──────── Extracted records

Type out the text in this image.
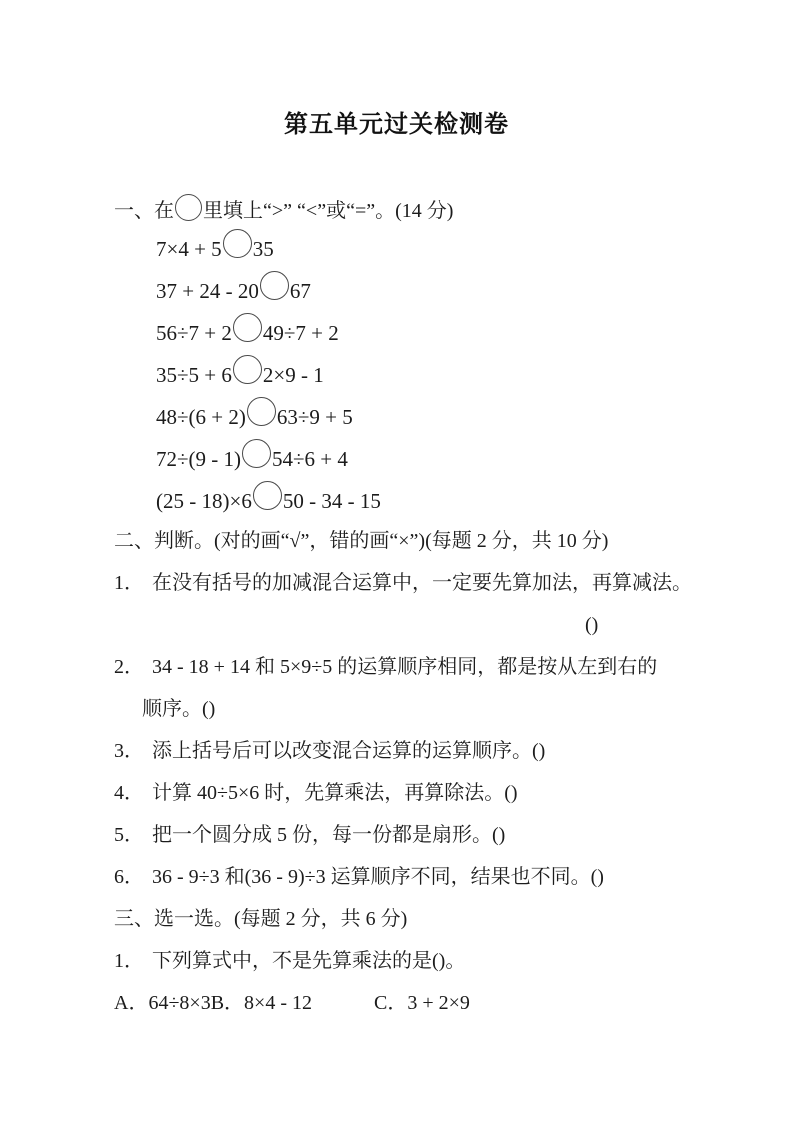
第五单元过关检测卷
一、在 里填上“>” “<”或“=”。(14 分)
7×4 + 5 35
37 + 24 - 20 67
56÷7 + 2 49÷7 + 2
35÷5 + 6 2×9 - 1
48÷(6 + 2) 63÷9 + 5
72÷(9 - 1) 54÷6 + 4
(25 - 18)×6 50 - 34 - 15
二、判断。(对的画“√”，错的画“×”)(每题 2 分，共 10 分)
1． 在没有括号的加减混合运算中，一定要先算加法，再算减法。
()
2． 34 - 18 + 14 和 5×9÷5 的运算顺序相同，都是按从左到右的
顺序。()
3． 添上括号后可以改变混合运算的运算顺序。()
4． 计算 40÷5×6 时，先算乘法，再算除法。()
5． 把一个圆分成 5 份，每一份都是扇形。()
6． 36 - 9÷3 和(36 - 9)÷3 运算顺序不同，结果也不同。()
三、选一选。(每题 2 分，共 6 分)
1． 下列算式中，不是先算乘法的是()。
A．64÷8×3B．8×4 - 12	C．3 + 2×9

────────────────

**Stated goal**
Could you reproduce every record above exactly, leaving out the pictures?

**Correct output**
Type out the text in this image.
第五单元过关检测卷
一、在 里填上“>” “<”或“=”。(14 分)
7×4 + 5 35
37 + 24 - 20 67
56÷7 + 2 49÷7 + 2
35÷5 + 6 2×9 - 1
48÷(6 + 2) 63÷9 + 5
72÷(9 - 1) 54÷6 + 4
(25 - 18)×6 50 - 34 - 15
二、判断。(对的画“√”，错的画“×”)(每题 2 分，共 10 分)
1． 在没有括号的加减混合运算中，一定要先算加法，再算减法。
()
2． 34 - 18 + 14 和 5×9÷5 的运算顺序相同，都是按从左到右的
顺序。()
3． 添上括号后可以改变混合运算的运算顺序。()
4． 计算 40÷5×6 时，先算乘法，再算除法。()
5． 把一个圆分成 5 份，每一份都是扇形。()
6． 36 - 9÷3 和(36 - 9)÷3 运算顺序不同，结果也不同。()
三、选一选。(每题 2 分，共 6 分)
1． 下列算式中，不是先算乘法的是()。
A．64÷8×3B．8×4 - 12	C．3 + 2×9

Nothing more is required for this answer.